# Challenge:
Update the lines below, changing every "elevation" to "view" and keeping everything else the same. Omit the pictures from your answer.
** Start of Provided data **
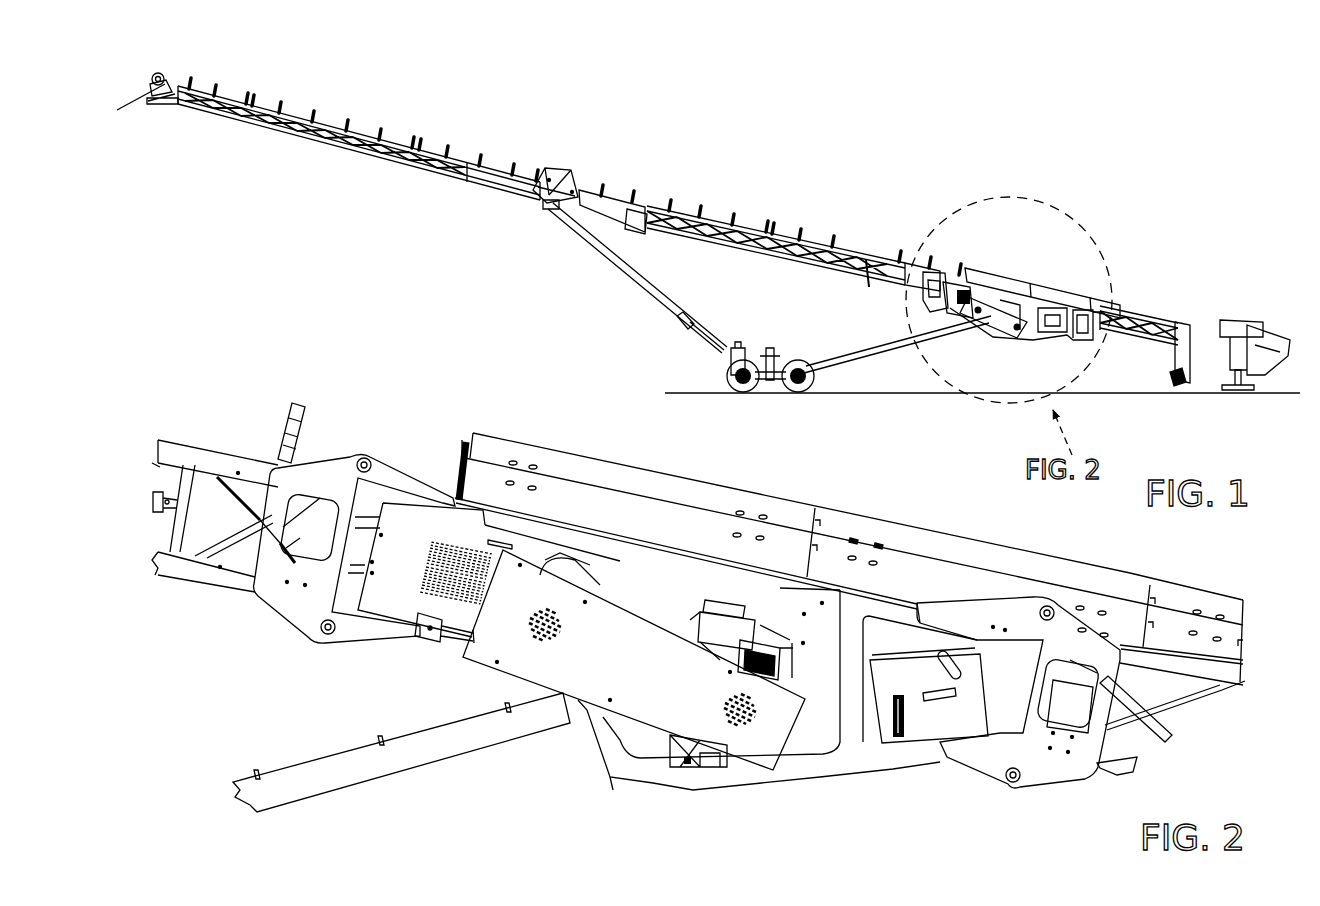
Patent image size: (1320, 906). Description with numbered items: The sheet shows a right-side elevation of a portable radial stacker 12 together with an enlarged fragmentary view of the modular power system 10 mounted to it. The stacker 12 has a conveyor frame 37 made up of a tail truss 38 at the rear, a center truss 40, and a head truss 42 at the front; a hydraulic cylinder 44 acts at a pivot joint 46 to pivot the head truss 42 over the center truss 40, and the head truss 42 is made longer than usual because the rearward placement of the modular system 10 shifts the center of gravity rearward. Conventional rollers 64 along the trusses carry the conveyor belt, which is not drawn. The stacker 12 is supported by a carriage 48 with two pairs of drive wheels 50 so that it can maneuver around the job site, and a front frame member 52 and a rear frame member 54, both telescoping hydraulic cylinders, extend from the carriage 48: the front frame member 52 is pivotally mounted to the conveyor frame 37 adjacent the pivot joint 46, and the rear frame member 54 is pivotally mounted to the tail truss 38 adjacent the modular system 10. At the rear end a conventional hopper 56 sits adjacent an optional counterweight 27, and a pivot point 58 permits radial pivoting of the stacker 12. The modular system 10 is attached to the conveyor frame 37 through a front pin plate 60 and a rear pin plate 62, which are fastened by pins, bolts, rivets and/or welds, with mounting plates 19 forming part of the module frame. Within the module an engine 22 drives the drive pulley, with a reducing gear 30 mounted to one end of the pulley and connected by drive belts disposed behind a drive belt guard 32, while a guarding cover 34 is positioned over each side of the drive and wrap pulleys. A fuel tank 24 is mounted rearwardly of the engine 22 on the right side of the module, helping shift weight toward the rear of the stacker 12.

In FIG. 1, the modular system 10 is at (1051, 293).
In FIG. 2, the modular system 10 is at (657, 790).
In FIG. 1, the portable radial stacker 12 is at (571, 150).
In FIG. 2, the portable radial stacker 12 is at (186, 432).
In FIG. 2, the mounting plates 19 is at (398, 468).
In FIG. 2, the engine 22 is at (735, 605).
In FIG. 2, the fuel tank 24 is at (920, 740).
In FIG. 1, the counterweight 27 is at (1216, 358).
In FIG. 2, the reducing gear 30 is at (560, 553).
In FIG. 2, the drive belt guard 32 is at (649, 670).
In FIG. 2, the guarding cover 34 is at (414, 578).
In FIG. 1, the conveyor frame 37 is at (806, 278).
In FIG. 1, the tail truss 38 is at (1151, 352).
In FIG. 2, the tail truss 38 is at (1218, 684).
In FIG. 1, the center truss 40 is at (746, 267).
In FIG. 1, the head truss 42 is at (348, 153).
In FIG. 1, the hydraulic cylinder 44 is at (610, 206).
In FIG. 1, the pivot joint 46 is at (551, 162).
In FIG. 1, the carriage 48 is at (782, 393).
In FIG. 1, the drive wheels 50 is at (729, 381).
In FIG. 1, the front frame member 52 is at (626, 278).
In FIG. 1, the rear frame member 54 is at (888, 352).
In FIG. 2, the rear frame member 54 is at (400, 777).
In FIG. 1, the hopper 56 is at (1240, 325).
In FIG. 1, the pivot point 58 is at (1238, 393).
In FIG. 1, the front pin plate 60 is at (920, 303).
In FIG. 2, the front pin plate 60 is at (287, 612).
In FIG. 1, the rear pin plate 62 is at (1080, 343).
In FIG. 2, the rear pin plate 62 is at (1050, 782).
In FIG. 1, the rollers 64 is at (381, 123).
In FIG. 2, the rollers 64 is at (299, 401).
** End of Provided data **
# Expected answer:
Patent image size: (1320, 906). Description with numbered items: The sheet shows a right-side view of a portable radial stacker 12 together with an enlarged fragmentary view of the modular power system 10 mounted to it. The stacker 12 has a conveyor frame 37 made up of a tail truss 38 at the rear, a center truss 40, and a head truss 42 at the front; a hydraulic cylinder 44 acts at a pivot joint 46 to pivot the head truss 42 over the center truss 40, and the head truss 42 is made longer than usual because the rearward placement of the modular system 10 shifts the center of gravity rearward. Conventional rollers 64 along the trusses carry the conveyor belt, which is not drawn. The stacker 12 is supported by a carriage 48 with two pairs of drive wheels 50 so that it can maneuver around the job site, and a front frame member 52 and a rear frame member 54, both telescoping hydraulic cylinders, extend from the carriage 48: the front frame member 52 is pivotally mounted to the conveyor frame 37 adjacent the pivot joint 46, and the rear frame member 54 is pivotally mounted to the tail truss 38 adjacent the modular system 10. At the rear end a conventional hopper 56 sits adjacent an optional counterweight 27, and a pivot point 58 permits radial pivoting of the stacker 12. The modular system 10 is attached to the conveyor frame 37 through a front pin plate 60 and a rear pin plate 62, which are fastened by pins, bolts, rivets and/or welds, with mounting plates 19 forming part of the module frame. Within the module an engine 22 drives the drive pulley, with a reducing gear 30 mounted to one end of the pulley and connected by drive belts disposed behind a drive belt guard 32, while a guarding cover 34 is positioned over each side of the drive and wrap pulleys. A fuel tank 24 is mounted rearwardly of the engine 22 on the right side of the module, helping shift weight toward the rear of the stacker 12.

In FIG. 1, the modular system 10 is at (1051, 293).
In FIG. 2, the modular system 10 is at (657, 790).
In FIG. 1, the portable radial stacker 12 is at (571, 150).
In FIG. 2, the portable radial stacker 12 is at (186, 432).
In FIG. 2, the mounting plates 19 is at (398, 468).
In FIG. 2, the engine 22 is at (735, 605).
In FIG. 2, the fuel tank 24 is at (920, 740).
In FIG. 1, the counterweight 27 is at (1216, 358).
In FIG. 2, the reducing gear 30 is at (560, 553).
In FIG. 2, the drive belt guard 32 is at (649, 670).
In FIG. 2, the guarding cover 34 is at (414, 578).
In FIG. 1, the conveyor frame 37 is at (806, 278).
In FIG. 1, the tail truss 38 is at (1151, 352).
In FIG. 2, the tail truss 38 is at (1218, 684).
In FIG. 1, the center truss 40 is at (746, 267).
In FIG. 1, the head truss 42 is at (348, 153).
In FIG. 1, the hydraulic cylinder 44 is at (610, 206).
In FIG. 1, the pivot joint 46 is at (551, 162).
In FIG. 1, the carriage 48 is at (782, 393).
In FIG. 1, the drive wheels 50 is at (729, 381).
In FIG. 1, the front frame member 52 is at (626, 278).
In FIG. 1, the rear frame member 54 is at (888, 352).
In FIG. 2, the rear frame member 54 is at (400, 777).
In FIG. 1, the hopper 56 is at (1240, 325).
In FIG. 1, the pivot point 58 is at (1238, 393).
In FIG. 1, the front pin plate 60 is at (920, 303).
In FIG. 2, the front pin plate 60 is at (287, 612).
In FIG. 1, the rear pin plate 62 is at (1080, 343).
In FIG. 2, the rear pin plate 62 is at (1050, 782).
In FIG. 1, the rollers 64 is at (381, 123).
In FIG. 2, the rollers 64 is at (299, 401).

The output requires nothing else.